> [Stored data entries]:
▼

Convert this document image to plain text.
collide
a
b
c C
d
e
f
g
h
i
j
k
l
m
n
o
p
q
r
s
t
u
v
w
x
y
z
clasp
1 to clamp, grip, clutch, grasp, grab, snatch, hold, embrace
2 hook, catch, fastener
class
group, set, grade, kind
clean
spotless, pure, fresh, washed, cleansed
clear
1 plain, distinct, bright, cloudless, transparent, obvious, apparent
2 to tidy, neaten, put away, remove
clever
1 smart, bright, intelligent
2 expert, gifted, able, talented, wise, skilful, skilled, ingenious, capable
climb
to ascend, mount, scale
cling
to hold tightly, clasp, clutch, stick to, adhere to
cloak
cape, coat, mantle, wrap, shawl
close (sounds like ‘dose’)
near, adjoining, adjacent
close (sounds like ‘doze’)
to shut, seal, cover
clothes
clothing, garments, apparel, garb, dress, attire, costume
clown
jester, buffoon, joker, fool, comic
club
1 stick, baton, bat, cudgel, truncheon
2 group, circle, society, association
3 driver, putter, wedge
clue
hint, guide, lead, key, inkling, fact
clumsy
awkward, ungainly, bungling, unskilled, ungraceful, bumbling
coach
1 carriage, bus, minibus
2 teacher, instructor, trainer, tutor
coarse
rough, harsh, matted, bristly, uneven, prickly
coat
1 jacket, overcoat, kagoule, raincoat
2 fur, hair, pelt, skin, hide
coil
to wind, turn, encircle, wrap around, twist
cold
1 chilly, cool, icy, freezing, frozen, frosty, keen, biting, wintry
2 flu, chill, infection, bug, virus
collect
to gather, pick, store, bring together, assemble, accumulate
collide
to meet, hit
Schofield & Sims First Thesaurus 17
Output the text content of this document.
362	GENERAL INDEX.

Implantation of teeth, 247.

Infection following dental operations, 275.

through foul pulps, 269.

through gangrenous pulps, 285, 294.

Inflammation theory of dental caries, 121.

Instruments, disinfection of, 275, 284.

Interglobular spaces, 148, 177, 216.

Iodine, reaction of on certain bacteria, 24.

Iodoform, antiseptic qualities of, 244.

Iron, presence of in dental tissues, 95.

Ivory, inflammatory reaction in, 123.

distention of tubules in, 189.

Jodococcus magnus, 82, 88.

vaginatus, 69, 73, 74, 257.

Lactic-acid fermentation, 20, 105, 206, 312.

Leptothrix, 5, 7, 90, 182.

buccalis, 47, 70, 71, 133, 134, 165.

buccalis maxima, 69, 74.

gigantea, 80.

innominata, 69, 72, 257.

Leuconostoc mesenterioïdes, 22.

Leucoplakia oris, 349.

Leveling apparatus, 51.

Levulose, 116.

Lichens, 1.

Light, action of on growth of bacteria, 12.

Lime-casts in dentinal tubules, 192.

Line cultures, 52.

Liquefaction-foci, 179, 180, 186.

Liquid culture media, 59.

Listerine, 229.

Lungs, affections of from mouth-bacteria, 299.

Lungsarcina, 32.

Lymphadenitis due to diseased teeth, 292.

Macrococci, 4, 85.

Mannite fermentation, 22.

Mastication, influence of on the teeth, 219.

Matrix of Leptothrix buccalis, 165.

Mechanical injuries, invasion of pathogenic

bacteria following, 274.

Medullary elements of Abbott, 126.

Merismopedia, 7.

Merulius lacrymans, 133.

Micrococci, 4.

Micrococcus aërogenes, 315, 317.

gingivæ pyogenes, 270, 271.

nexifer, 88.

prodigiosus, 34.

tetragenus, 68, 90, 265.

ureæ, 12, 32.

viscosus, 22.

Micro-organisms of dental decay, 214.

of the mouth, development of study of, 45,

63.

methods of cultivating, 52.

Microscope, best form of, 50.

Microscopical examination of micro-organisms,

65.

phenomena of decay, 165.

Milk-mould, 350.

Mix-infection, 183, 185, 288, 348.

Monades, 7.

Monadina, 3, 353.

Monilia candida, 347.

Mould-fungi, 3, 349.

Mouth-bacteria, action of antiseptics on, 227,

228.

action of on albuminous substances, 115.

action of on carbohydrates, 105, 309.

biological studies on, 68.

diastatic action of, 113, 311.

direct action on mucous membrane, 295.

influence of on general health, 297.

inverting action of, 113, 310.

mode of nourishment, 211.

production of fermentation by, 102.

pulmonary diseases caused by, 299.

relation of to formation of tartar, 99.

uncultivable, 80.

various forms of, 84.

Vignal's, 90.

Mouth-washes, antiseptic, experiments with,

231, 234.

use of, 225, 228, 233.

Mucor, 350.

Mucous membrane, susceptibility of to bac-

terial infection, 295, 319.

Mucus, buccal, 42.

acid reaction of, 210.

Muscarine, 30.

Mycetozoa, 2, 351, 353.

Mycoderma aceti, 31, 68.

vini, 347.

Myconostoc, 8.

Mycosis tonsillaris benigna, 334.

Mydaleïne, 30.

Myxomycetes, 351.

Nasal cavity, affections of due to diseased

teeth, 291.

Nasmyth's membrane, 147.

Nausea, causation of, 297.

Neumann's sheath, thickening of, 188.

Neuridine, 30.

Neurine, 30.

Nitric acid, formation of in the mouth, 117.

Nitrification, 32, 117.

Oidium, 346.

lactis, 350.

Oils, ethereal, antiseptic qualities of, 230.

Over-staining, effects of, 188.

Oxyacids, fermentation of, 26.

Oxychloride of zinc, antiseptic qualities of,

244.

▲

> [DESCRIPTION OF THE TASK]: Repeat the data in full, exactly as supplied.

> [RESPONSE AREA]:
Convert this document image to plain text.
collide
a
b
c C
d
e
f
g
h
i
j
k
l
m
n
o
p
q
r
s
t
u
v
w
x
y
z
clasp
1 to clamp, grip, clutch, grasp, grab, snatch, hold, embrace
2 hook, catch, fastener
class
group, set, grade, kind
clean
spotless, pure, fresh, washed, cleansed
clear
1 plain, distinct, bright, cloudless, transparent, obvious, apparent
2 to tidy, neaten, put away, remove
clever
1 smart, bright, intelligent
2 expert, gifted, able, talented, wise, skilful, skilled, ingenious, capable
climb
to ascend, mount, scale
cling
to hold tightly, clasp, clutch, stick to, adhere to
cloak
cape, coat, mantle, wrap, shawl
close (sounds like ‘dose’)
near, adjoining, adjacent
close (sounds like ‘doze’)
to shut, seal, cover
clothes
clothing, garments, apparel, garb, dress, attire, costume
clown
jester, buffoon, joker, fool, comic
club
1 stick, baton, bat, cudgel, truncheon
2 group, circle, society, association
3 driver, putter, wedge
clue
hint, guide, lead, key, inkling, fact
clumsy
awkward, ungainly, bungling, unskilled, ungraceful, bumbling
coach
1 carriage, bus, minibus
2 teacher, instructor, trainer, tutor
coarse
rough, harsh, matted, bristly, uneven, prickly
coat
1 jacket, overcoat, kagoule, raincoat
2 fur, hair, pelt, skin, hide
coil
to wind, turn, encircle, wrap around, twist
cold
1 chilly, cool, icy, freezing, frozen, frosty, keen, biting, wintry
2 flu, chill, infection, bug, virus
collect
to gather, pick, store, bring together, assemble, accumulate
collide
to meet, hit
Schofield & Sims First Thesaurus 17
Output the text content of this document.
362	GENERAL INDEX.

Implantation of teeth, 247.

Infection following dental operations, 275.

through foul pulps, 269.

through gangrenous pulps, 285, 294.

Inflammation theory of dental caries, 121.

Instruments, disinfection of, 275, 284.

Interglobular spaces, 148, 177, 216.

Iodine, reaction of on certain bacteria, 24.

Iodoform, antiseptic qualities of, 244.

Iron, presence of in dental tissues, 95.

Ivory, inflammatory reaction in, 123.

distention of tubules in, 189.

Jodococcus magnus, 82, 88.

vaginatus, 69, 73, 74, 257.

Lactic-acid fermentation, 20, 105, 206, 312.

Leptothrix, 5, 7, 90, 182.

buccalis, 47, 70, 71, 133, 134, 165.

buccalis maxima, 69, 74.

gigantea, 80.

innominata, 69, 72, 257.

Leuconostoc mesenterioïdes, 22.

Leucoplakia oris, 349.

Leveling apparatus, 51.

Levulose, 116.

Lichens, 1.

Light, action of on growth of bacteria, 12.

Lime-casts in dentinal tubules, 192.

Line cultures, 52.

Liquefaction-foci, 179, 180, 186.

Liquid culture media, 59.

Listerine, 229.

Lungs, affections of from mouth-bacteria, 299.

Lungsarcina, 32.

Lymphadenitis due to diseased teeth, 292.

Macrococci, 4, 85.

Mannite fermentation, 22.

Mastication, influence of on the teeth, 219.

Matrix of Leptothrix buccalis, 165.

Mechanical injuries, invasion of pathogenic

bacteria following, 274.

Medullary elements of Abbott, 126.

Merismopedia, 7.

Merulius lacrymans, 133.

Micrococci, 4.

Micrococcus aërogenes, 315, 317.

gingivæ pyogenes, 270, 271.

nexifer, 88.

prodigiosus, 34.

tetragenus, 68, 90, 265.

ureæ, 12, 32.

viscosus, 22.

Micro-organisms of dental decay, 214.

of the mouth, development of study of, 45,

63.

methods of cultivating, 52.

Microscope, best form of, 50.

Microscopical examination of micro-organisms,

65.

phenomena of decay, 165.

Milk-mould, 350.

Mix-infection, 183, 185, 288, 348.

Monades, 7.

Monadina, 3, 353.

Monilia candida, 347.

Mould-fungi, 3, 349.

Mouth-bacteria, action of antiseptics on, 227,

228.

action of on albuminous substances, 115.

action of on carbohydrates, 105, 309.

biological studies on, 68.

diastatic action of, 113, 311.

direct action on mucous membrane, 295.

influence of on general health, 297.

inverting action of, 113, 310.

mode of nourishment, 211.

production of fermentation by, 102.

pulmonary diseases caused by, 299.

relation of to formation of tartar, 99.

uncultivable, 80.

various forms of, 84.

Vignal's, 90.

Mouth-washes, antiseptic, experiments with,

231, 234.

use of, 225, 228, 233.

Mucor, 350.

Mucous membrane, susceptibility of to bac-

terial infection, 295, 319.

Mucus, buccal, 42.

acid reaction of, 210.

Muscarine, 30.

Mycetozoa, 2, 351, 353.

Mycoderma aceti, 31, 68.

vini, 347.

Myconostoc, 8.

Mycosis tonsillaris benigna, 334.

Mydaleïne, 30.

Myxomycetes, 351.

Nasal cavity, affections of due to diseased

teeth, 291.

Nasmyth's membrane, 147.

Nausea, causation of, 297.

Neumann's sheath, thickening of, 188.

Neuridine, 30.

Neurine, 30.

Nitric acid, formation of in the mouth, 117.

Nitrification, 32, 117.

Oidium, 346.

lactis, 350.

Oils, ethereal, antiseptic qualities of, 230.

Over-staining, effects of, 188.

Oxyacids, fermentation of, 26.

Oxychloride of zinc, antiseptic qualities of,

244.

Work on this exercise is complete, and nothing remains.